+++ Material for the task
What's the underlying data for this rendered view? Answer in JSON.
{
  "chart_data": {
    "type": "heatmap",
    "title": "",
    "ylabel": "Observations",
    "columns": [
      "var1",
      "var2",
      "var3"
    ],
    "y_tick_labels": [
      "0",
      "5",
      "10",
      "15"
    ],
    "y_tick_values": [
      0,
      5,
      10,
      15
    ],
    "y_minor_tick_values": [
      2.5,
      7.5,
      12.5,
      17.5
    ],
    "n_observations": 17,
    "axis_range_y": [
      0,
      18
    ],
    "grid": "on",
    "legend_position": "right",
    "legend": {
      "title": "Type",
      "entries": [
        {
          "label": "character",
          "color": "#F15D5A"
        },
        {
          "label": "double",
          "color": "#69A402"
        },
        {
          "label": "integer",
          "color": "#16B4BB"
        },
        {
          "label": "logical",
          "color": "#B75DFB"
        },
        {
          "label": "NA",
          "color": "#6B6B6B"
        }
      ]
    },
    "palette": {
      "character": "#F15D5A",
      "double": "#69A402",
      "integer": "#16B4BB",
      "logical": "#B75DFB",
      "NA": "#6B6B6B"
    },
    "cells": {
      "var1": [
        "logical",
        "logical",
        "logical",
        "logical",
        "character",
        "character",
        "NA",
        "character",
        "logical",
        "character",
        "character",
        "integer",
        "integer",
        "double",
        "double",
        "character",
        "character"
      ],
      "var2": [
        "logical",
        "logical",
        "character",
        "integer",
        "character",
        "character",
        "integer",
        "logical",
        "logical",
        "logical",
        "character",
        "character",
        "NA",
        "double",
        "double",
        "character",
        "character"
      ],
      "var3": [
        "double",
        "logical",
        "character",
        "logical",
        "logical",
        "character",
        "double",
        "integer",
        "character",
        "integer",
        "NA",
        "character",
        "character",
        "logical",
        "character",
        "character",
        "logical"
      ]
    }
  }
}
++++++
Your task is to reproduce the whole listing exactly.

What's the underlying data for this rendered view? Answer in JSON.
{
  "chart_data": {
    "type": "heatmap",
    "title": "",
    "ylabel": "Observations",
    "columns": [
      "var1",
      "var2",
      "var3"
    ],
    "y_tick_labels": [
      "0",
      "5",
      "10",
      "15"
    ],
    "y_tick_values": [
      0,
      5,
      10,
      15
    ],
    "y_minor_tick_values": [
      2.5,
      7.5,
      12.5,
      17.5
    ],
    "n_observations": 17,
    "axis_range_y": [
      0,
      18
    ],
    "grid": "on",
    "legend_position": "right",
    "legend": {
      "title": "Type",
      "entries": [
        {
          "label": "character",
          "color": "#F15D5A"
        },
        {
          "label": "double",
          "color": "#69A402"
        },
        {
          "label": "integer",
          "color": "#16B4BB"
        },
        {
          "label": "logical",
          "color": "#B75DFB"
        },
        {
          "label": "NA",
          "color": "#6B6B6B"
        }
      ]
    },
    "palette": {
      "character": "#F15D5A",
      "double": "#69A402",
      "integer": "#16B4BB",
      "logical": "#B75DFB",
      "NA": "#6B6B6B"
    },
    "cells": {
      "var1": [
        "logical",
        "logical",
        "logical",
        "logical",
        "character",
        "character",
        "NA",
        "character",
        "logical",
        "character",
        "character",
        "integer",
        "integer",
        "double",
        "double",
        "character",
        "character"
      ],
      "var2": [
        "logical",
        "logical",
        "character",
        "integer",
        "character",
        "character",
        "integer",
        "logical",
        "logical",
        "logical",
        "character",
        "character",
        "NA",
        "double",
        "double",
        "character",
        "character"
      ],
      "var3": [
        "double",
        "logical",
        "character",
        "logical",
        "logical",
        "character",
        "double",
        "integer",
        "character",
        "integer",
        "NA",
        "character",
        "character",
        "logical",
        "character",
        "character",
        "logical"
      ]
    }
  }
}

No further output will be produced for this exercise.